> _Direction_: Give only the number of lines that include the string "Loser".

> _Task inputs_:
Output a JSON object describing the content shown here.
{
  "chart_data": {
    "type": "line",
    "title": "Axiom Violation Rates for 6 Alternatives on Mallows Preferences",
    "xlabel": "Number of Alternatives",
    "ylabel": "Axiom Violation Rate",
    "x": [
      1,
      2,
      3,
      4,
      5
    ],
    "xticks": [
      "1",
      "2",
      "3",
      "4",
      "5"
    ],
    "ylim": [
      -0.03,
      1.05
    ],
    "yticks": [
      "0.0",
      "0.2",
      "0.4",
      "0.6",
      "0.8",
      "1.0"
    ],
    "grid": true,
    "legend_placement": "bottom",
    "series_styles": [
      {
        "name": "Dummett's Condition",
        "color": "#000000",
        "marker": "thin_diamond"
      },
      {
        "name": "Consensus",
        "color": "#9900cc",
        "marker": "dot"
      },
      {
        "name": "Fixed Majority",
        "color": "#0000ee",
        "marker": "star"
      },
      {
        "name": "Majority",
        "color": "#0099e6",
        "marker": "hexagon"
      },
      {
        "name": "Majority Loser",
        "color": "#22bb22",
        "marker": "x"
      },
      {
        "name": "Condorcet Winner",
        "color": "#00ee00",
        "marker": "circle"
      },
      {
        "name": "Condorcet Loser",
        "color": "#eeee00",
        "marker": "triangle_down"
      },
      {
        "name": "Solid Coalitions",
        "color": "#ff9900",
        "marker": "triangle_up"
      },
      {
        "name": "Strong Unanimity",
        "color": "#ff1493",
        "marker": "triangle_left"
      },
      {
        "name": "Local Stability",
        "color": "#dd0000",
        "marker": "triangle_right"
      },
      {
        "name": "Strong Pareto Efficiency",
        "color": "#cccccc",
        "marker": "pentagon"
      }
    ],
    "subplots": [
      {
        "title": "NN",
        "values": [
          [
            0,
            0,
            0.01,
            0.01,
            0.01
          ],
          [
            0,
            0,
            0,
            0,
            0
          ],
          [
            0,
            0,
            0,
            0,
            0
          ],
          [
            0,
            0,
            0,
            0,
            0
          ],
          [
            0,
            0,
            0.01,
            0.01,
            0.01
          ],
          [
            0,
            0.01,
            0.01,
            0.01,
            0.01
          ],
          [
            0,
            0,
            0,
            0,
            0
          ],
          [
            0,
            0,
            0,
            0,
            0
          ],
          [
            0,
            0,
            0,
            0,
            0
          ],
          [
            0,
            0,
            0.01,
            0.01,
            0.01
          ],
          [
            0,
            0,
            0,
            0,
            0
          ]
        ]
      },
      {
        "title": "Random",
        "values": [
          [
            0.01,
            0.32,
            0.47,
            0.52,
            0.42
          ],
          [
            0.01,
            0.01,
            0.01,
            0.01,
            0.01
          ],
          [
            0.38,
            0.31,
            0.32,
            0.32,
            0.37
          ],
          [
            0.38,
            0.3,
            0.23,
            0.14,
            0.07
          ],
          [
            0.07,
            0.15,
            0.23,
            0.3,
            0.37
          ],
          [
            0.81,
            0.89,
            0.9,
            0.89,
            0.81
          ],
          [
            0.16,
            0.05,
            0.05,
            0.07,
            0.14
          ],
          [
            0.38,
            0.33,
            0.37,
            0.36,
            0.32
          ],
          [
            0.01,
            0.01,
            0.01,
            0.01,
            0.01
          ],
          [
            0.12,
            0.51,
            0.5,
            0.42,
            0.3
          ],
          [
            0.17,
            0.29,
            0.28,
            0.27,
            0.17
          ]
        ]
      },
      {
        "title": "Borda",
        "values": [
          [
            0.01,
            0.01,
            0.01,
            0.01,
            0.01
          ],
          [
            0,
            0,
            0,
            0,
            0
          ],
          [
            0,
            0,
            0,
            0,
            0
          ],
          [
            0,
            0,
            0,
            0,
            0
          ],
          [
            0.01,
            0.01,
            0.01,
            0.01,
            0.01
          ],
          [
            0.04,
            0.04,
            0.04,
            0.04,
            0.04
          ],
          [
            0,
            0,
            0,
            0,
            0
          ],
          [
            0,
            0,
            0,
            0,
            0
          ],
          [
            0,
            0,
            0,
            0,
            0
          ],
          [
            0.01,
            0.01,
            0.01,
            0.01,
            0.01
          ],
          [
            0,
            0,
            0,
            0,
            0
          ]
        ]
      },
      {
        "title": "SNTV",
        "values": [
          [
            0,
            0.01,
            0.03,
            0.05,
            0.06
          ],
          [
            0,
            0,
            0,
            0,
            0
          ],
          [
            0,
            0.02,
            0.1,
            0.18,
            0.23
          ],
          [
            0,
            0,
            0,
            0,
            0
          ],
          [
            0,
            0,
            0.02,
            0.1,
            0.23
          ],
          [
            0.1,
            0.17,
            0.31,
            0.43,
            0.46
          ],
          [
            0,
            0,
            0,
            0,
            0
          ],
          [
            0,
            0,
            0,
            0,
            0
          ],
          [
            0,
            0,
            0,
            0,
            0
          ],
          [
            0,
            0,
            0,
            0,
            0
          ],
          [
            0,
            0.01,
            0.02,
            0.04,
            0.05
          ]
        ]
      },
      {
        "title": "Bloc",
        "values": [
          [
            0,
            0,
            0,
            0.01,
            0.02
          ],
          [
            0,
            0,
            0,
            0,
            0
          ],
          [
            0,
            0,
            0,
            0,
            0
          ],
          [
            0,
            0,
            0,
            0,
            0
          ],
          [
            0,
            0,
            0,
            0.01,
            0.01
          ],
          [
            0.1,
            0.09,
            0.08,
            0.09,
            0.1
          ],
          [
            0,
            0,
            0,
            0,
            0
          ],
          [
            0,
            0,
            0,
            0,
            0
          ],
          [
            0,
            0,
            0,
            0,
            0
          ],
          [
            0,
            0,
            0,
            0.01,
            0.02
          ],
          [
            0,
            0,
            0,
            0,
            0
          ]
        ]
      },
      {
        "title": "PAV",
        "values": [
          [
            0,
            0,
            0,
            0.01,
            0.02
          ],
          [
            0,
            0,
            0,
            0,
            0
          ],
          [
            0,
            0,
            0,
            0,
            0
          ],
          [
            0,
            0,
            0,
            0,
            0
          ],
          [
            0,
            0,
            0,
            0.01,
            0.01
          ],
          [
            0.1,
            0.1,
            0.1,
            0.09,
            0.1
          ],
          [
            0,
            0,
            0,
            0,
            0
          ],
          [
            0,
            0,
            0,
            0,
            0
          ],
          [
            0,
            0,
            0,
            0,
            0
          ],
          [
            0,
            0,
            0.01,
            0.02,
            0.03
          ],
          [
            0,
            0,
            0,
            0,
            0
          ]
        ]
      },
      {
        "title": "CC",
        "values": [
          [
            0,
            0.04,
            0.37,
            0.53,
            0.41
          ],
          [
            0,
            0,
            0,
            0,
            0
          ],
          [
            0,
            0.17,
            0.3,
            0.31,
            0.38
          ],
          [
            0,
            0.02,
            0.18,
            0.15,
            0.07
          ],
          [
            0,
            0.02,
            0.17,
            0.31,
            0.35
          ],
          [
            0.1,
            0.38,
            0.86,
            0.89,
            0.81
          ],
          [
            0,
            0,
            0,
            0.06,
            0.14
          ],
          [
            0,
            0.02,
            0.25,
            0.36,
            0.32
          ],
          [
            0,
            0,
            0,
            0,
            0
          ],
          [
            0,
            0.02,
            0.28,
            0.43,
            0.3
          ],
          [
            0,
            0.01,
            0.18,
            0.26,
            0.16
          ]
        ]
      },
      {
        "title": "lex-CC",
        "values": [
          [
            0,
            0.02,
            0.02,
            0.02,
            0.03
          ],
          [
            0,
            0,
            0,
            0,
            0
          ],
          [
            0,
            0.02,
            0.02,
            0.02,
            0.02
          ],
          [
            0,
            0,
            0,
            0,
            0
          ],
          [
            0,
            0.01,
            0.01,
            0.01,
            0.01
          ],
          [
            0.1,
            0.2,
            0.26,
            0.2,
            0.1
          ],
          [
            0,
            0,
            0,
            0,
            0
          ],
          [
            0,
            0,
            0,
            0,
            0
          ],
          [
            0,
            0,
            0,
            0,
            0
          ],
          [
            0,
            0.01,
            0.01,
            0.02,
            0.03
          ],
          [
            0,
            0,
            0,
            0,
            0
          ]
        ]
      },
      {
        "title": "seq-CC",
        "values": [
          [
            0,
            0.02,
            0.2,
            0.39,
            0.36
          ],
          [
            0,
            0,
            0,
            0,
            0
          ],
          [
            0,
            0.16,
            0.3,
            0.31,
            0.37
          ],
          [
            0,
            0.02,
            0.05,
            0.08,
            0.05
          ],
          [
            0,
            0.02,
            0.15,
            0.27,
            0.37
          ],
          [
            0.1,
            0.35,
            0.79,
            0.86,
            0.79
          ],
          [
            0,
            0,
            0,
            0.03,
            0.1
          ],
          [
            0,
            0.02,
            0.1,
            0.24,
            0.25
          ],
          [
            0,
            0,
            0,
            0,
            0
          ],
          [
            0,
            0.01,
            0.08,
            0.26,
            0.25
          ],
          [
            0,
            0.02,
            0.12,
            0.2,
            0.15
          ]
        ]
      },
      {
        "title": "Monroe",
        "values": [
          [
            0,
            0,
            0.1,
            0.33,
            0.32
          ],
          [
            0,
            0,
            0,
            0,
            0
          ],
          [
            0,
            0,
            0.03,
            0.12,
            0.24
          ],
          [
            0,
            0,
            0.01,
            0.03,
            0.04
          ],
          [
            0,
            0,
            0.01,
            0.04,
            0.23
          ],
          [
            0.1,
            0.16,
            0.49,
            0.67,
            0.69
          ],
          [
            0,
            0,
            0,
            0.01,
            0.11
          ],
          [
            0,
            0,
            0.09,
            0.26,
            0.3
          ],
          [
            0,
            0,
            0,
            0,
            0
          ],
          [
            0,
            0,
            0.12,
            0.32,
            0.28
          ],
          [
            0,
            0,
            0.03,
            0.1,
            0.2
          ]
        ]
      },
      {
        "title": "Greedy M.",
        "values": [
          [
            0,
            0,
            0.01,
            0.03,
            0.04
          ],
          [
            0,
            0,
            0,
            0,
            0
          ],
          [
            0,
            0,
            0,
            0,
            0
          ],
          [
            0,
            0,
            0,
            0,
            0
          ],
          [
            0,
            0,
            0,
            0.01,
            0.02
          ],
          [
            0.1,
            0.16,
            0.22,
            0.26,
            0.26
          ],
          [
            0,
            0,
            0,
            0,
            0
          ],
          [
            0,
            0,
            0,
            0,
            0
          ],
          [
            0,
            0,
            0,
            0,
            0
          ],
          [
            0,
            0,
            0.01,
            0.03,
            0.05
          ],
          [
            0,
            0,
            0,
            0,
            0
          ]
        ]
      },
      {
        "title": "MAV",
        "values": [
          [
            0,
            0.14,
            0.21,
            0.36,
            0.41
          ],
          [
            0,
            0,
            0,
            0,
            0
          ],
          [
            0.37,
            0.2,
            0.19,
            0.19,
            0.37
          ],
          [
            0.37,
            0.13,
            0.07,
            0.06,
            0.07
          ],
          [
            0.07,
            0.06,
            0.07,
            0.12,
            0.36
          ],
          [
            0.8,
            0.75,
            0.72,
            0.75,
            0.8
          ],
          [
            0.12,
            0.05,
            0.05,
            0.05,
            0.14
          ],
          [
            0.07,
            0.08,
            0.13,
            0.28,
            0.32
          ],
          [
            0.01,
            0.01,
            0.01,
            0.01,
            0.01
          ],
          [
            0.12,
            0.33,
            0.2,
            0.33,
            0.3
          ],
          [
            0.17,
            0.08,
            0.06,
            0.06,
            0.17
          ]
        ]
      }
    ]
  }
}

> _Reply to the task_: 2